> [EXERCISE DIRECTIONS]:
Quote only the lines that start at the line with "Transcribe the text in this document." and run to the end of the entries; omit the pictures.

> [GIVEN ENTRIES]:
......

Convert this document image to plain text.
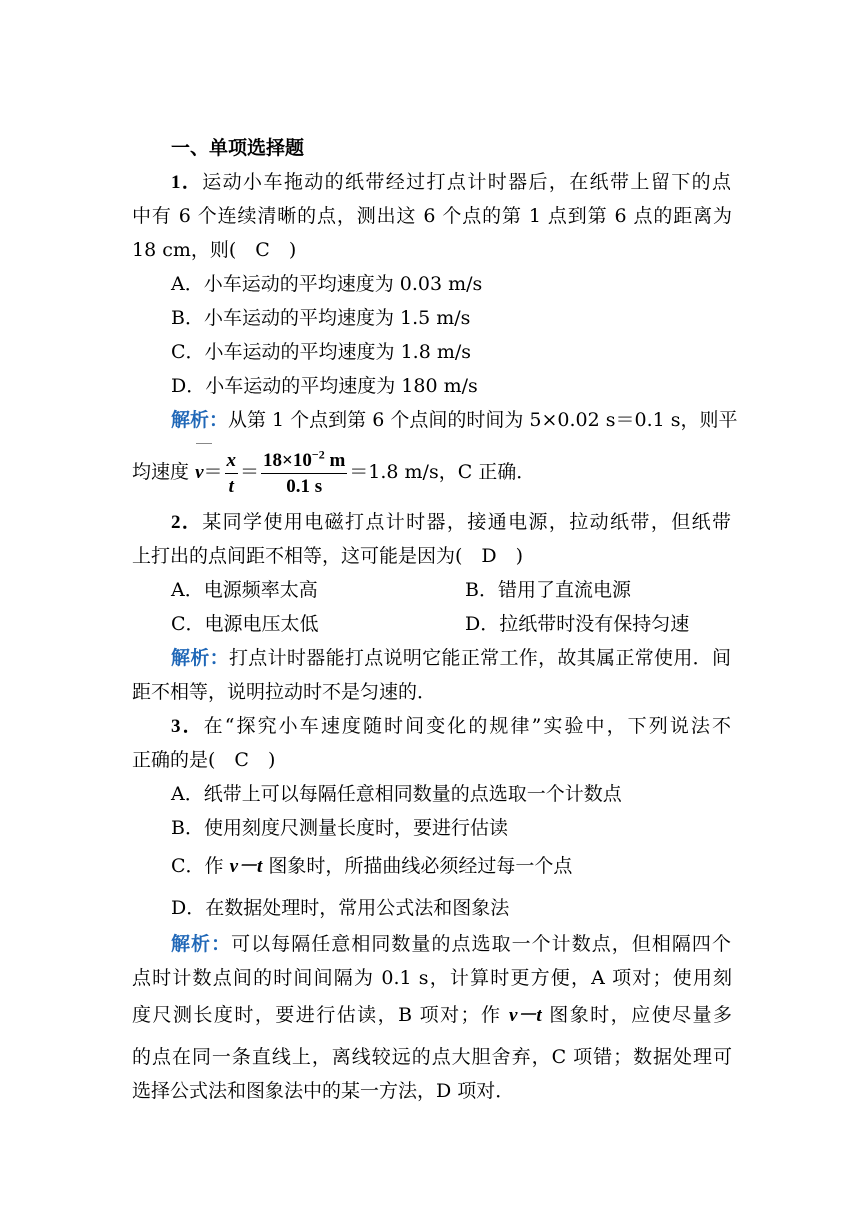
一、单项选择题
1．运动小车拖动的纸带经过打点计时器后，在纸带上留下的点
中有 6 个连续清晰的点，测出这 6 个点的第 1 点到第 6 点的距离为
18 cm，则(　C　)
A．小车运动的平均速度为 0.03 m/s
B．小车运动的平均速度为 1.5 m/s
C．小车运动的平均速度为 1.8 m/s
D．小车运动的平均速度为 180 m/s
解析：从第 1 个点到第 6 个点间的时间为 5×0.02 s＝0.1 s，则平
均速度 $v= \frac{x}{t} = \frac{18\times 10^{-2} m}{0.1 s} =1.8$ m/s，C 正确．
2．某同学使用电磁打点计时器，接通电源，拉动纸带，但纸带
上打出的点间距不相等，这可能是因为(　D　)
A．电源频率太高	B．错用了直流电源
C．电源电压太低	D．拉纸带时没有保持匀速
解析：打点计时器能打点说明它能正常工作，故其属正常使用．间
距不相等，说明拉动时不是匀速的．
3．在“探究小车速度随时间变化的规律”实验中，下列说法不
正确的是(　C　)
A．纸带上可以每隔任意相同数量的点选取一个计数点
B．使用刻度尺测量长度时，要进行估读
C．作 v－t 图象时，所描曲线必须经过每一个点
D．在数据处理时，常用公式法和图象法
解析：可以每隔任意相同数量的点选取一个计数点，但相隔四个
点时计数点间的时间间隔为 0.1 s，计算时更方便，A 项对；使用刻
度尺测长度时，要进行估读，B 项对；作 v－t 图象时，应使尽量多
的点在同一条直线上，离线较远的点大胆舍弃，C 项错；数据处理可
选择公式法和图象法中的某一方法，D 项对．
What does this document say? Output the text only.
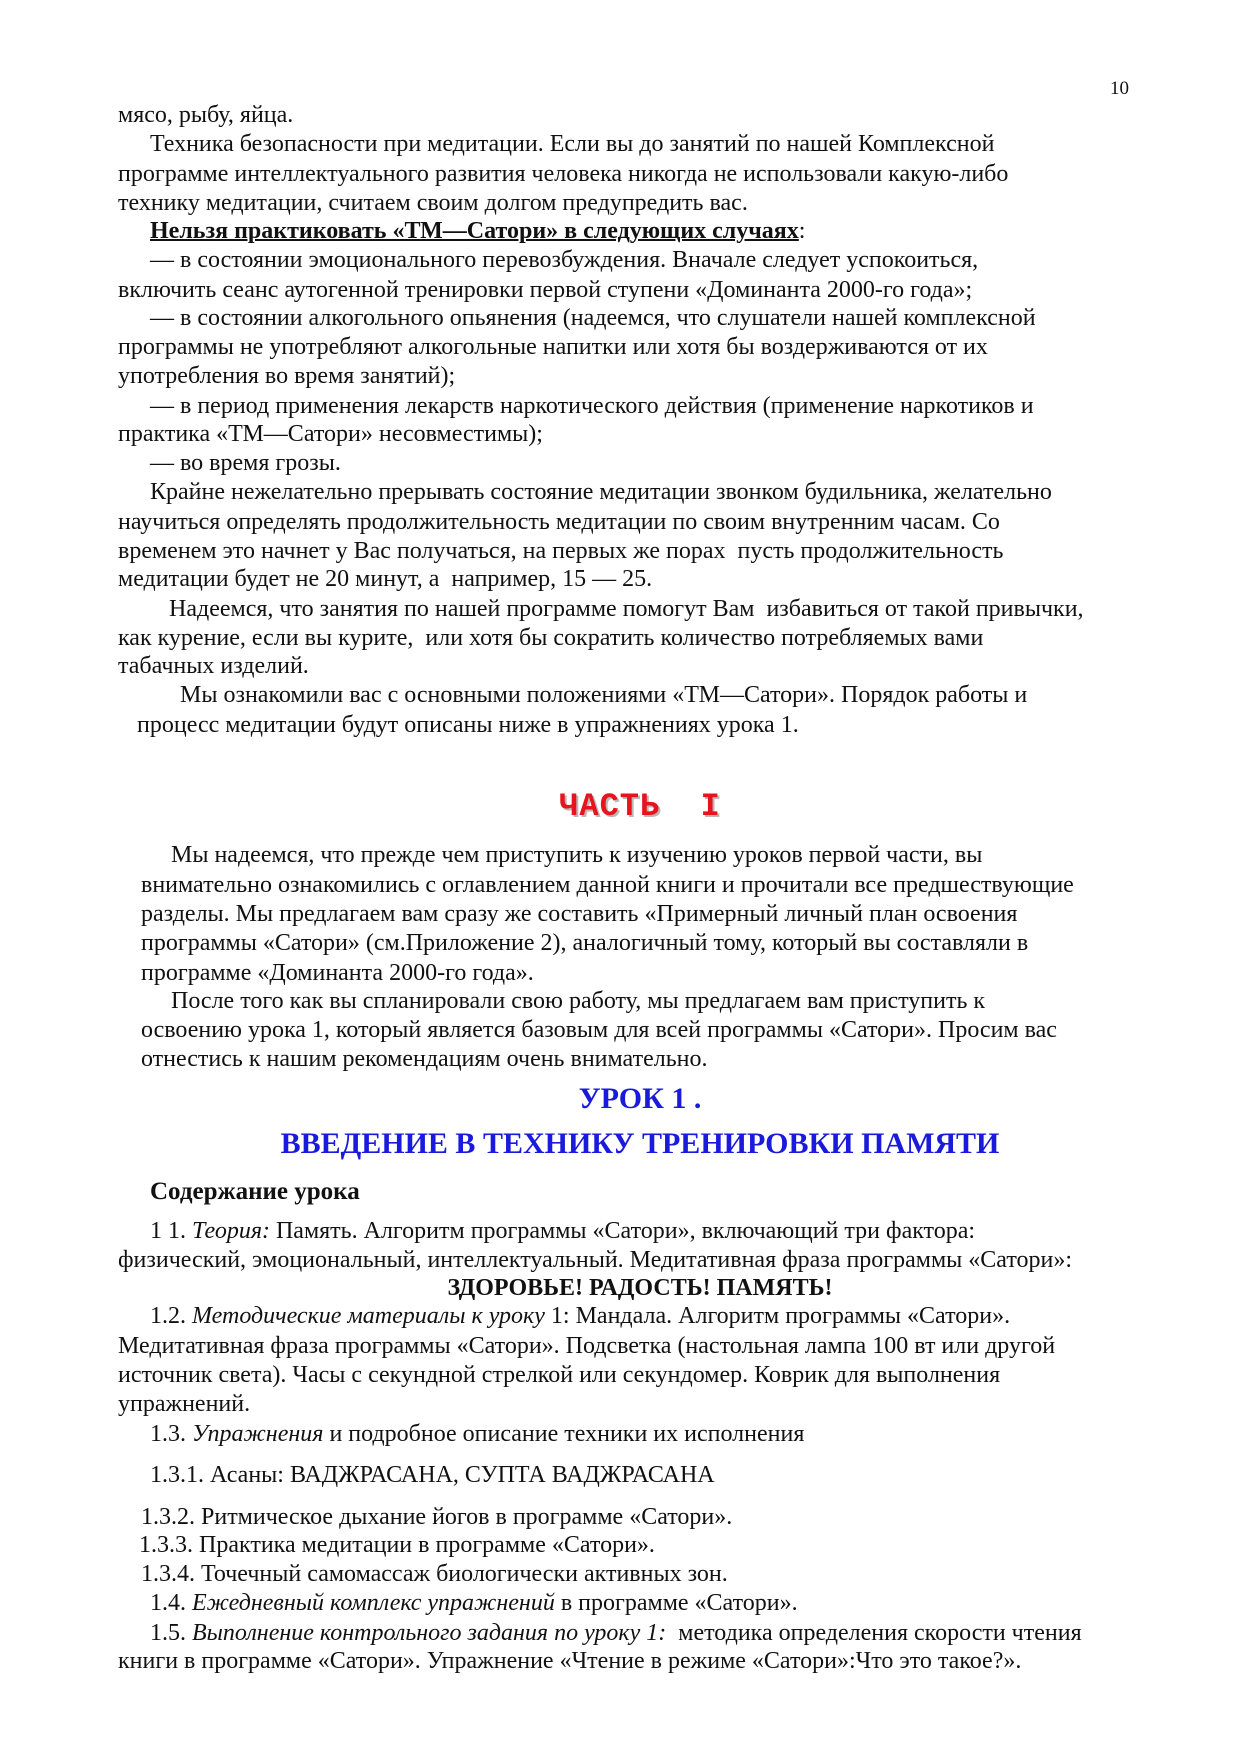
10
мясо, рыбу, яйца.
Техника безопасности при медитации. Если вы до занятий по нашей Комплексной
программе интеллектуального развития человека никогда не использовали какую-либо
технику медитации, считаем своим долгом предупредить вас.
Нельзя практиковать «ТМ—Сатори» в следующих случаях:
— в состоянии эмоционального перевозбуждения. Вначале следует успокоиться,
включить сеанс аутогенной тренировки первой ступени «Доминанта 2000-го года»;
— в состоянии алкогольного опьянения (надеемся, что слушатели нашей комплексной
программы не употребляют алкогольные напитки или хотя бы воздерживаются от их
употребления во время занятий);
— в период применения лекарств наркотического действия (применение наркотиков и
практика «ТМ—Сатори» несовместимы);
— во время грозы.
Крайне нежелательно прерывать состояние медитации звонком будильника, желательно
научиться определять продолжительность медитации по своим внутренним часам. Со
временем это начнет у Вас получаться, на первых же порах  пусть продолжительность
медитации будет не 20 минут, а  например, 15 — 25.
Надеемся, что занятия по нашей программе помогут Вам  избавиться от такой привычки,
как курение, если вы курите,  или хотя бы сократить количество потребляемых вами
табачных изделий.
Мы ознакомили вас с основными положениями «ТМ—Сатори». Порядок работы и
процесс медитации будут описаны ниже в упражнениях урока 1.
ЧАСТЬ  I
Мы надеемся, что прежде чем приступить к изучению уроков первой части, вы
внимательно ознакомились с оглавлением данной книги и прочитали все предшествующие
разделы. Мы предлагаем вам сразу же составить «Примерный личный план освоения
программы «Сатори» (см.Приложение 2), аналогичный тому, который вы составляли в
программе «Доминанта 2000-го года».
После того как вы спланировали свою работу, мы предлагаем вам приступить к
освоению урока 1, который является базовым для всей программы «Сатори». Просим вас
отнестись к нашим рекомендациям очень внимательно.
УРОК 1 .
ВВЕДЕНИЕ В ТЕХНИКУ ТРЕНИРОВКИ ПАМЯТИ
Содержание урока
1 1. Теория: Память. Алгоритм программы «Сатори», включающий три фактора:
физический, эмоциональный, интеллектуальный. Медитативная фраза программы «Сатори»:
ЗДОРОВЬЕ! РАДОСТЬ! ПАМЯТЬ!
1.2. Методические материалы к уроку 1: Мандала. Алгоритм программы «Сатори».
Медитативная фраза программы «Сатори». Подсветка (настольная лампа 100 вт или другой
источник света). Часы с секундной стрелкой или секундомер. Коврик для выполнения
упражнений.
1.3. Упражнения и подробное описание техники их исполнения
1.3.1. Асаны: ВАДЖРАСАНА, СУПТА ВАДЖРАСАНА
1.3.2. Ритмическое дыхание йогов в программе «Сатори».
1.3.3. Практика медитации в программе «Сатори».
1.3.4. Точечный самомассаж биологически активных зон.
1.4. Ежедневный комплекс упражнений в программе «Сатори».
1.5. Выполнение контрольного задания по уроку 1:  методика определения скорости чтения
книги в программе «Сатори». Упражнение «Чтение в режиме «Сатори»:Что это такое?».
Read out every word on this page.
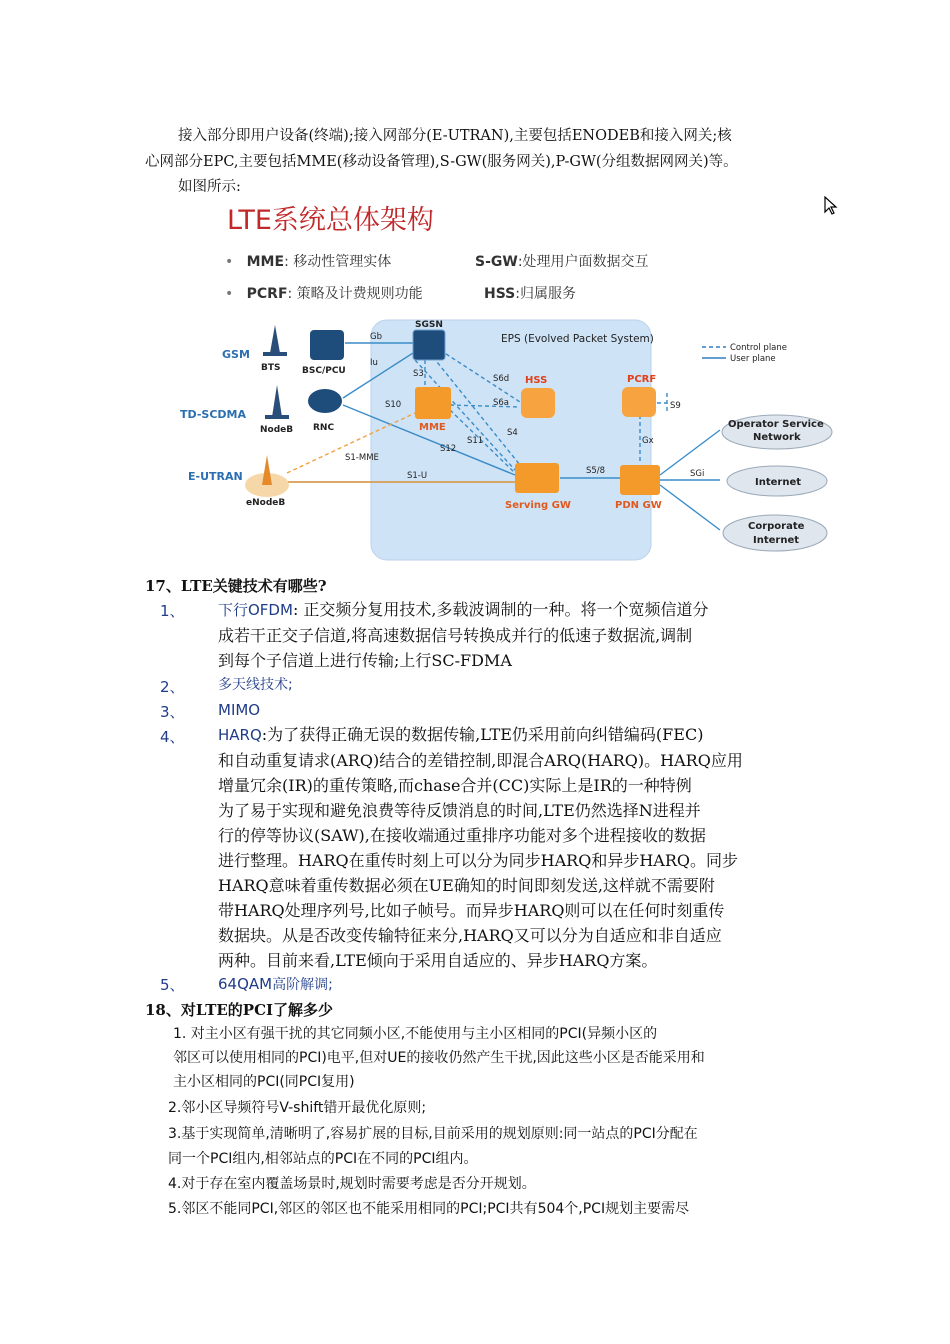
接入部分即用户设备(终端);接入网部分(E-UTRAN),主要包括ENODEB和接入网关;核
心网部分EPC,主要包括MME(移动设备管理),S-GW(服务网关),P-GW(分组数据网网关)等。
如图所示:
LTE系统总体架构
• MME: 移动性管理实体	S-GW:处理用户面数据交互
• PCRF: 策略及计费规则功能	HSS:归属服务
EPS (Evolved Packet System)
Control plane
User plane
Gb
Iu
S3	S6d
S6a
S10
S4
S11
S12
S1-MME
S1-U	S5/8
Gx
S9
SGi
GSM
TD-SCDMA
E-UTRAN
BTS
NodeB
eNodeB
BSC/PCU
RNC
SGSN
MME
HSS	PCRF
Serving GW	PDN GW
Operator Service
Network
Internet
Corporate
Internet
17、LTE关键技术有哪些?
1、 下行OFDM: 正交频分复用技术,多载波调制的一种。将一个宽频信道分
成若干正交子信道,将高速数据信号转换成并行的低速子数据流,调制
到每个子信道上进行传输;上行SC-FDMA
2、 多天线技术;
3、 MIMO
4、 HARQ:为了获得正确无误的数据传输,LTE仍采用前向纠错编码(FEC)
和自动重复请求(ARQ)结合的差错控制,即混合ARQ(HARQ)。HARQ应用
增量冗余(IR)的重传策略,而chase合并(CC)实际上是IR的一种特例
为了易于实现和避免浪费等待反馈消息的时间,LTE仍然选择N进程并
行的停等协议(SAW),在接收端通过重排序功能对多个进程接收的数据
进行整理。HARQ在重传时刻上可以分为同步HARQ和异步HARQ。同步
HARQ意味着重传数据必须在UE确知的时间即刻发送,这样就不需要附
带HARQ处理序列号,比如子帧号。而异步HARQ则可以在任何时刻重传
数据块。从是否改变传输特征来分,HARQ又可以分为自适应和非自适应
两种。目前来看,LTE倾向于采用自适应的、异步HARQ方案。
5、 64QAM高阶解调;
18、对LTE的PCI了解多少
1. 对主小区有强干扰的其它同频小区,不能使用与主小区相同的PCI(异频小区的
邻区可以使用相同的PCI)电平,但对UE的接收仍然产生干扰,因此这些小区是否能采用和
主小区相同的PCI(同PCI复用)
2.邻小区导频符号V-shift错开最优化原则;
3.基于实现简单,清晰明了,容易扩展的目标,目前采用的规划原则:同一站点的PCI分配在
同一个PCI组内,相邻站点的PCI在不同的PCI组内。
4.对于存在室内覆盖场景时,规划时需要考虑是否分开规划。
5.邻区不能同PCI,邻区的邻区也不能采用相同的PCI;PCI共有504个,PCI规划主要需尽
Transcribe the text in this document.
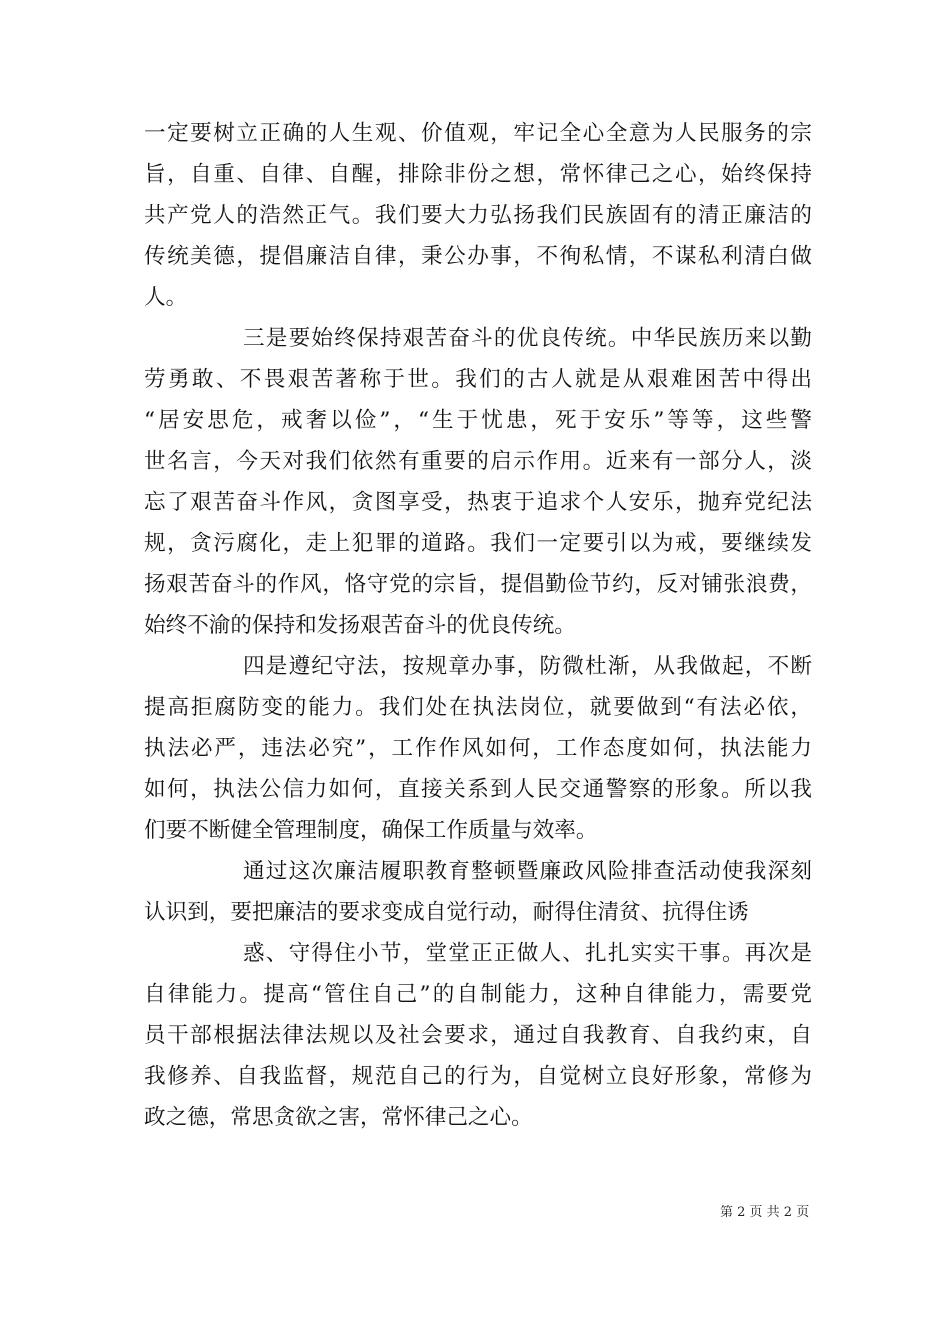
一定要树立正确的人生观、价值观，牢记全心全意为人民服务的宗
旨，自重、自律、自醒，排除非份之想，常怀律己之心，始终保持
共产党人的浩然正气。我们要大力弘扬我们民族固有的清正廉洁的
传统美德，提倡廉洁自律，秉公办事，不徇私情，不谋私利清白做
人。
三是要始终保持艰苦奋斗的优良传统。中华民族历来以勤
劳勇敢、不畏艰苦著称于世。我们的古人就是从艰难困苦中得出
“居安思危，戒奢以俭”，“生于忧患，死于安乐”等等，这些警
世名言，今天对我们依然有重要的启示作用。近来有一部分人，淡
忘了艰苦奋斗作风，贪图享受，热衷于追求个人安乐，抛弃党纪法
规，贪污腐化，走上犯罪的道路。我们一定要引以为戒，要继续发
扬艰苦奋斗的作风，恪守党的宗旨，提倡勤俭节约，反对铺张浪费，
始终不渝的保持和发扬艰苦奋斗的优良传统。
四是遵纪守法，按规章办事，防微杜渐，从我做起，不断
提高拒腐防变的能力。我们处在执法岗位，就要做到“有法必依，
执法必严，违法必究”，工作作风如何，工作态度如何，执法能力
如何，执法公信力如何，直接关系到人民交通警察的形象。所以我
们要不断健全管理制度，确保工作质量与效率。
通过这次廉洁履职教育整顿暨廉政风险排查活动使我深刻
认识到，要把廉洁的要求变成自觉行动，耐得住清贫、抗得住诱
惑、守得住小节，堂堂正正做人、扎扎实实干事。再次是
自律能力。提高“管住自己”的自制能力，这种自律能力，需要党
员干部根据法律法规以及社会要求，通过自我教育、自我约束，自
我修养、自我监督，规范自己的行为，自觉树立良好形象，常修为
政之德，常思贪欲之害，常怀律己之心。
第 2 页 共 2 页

......

> [RESPONSE TO THIS EXERCISE]:
Transcribe the text in this document.
一定要树立正确的人生观、价值观，牢记全心全意为人民服务的宗
旨，自重、自律、自醒，排除非份之想，常怀律己之心，始终保持
共产党人的浩然正气。我们要大力弘扬我们民族固有的清正廉洁的
传统美德，提倡廉洁自律，秉公办事，不徇私情，不谋私利清白做
人。
三是要始终保持艰苦奋斗的优良传统。中华民族历来以勤
劳勇敢、不畏艰苦著称于世。我们的古人就是从艰难困苦中得出
“居安思危，戒奢以俭”，“生于忧患，死于安乐”等等，这些警
世名言，今天对我们依然有重要的启示作用。近来有一部分人，淡
忘了艰苦奋斗作风，贪图享受，热衷于追求个人安乐，抛弃党纪法
规，贪污腐化，走上犯罪的道路。我们一定要引以为戒，要继续发
扬艰苦奋斗的作风，恪守党的宗旨，提倡勤俭节约，反对铺张浪费，
始终不渝的保持和发扬艰苦奋斗的优良传统。
四是遵纪守法，按规章办事，防微杜渐，从我做起，不断
提高拒腐防变的能力。我们处在执法岗位，就要做到“有法必依，
执法必严，违法必究”，工作作风如何，工作态度如何，执法能力
如何，执法公信力如何，直接关系到人民交通警察的形象。所以我
们要不断健全管理制度，确保工作质量与效率。
通过这次廉洁履职教育整顿暨廉政风险排查活动使我深刻
认识到，要把廉洁的要求变成自觉行动，耐得住清贫、抗得住诱
惑、守得住小节，堂堂正正做人、扎扎实实干事。再次是
自律能力。提高“管住自己”的自制能力，这种自律能力，需要党
员干部根据法律法规以及社会要求，通过自我教育、自我约束，自
我修养、自我监督，规范自己的行为，自觉树立良好形象，常修为
政之德，常思贪欲之害，常怀律己之心。
第 2 页 共 2 页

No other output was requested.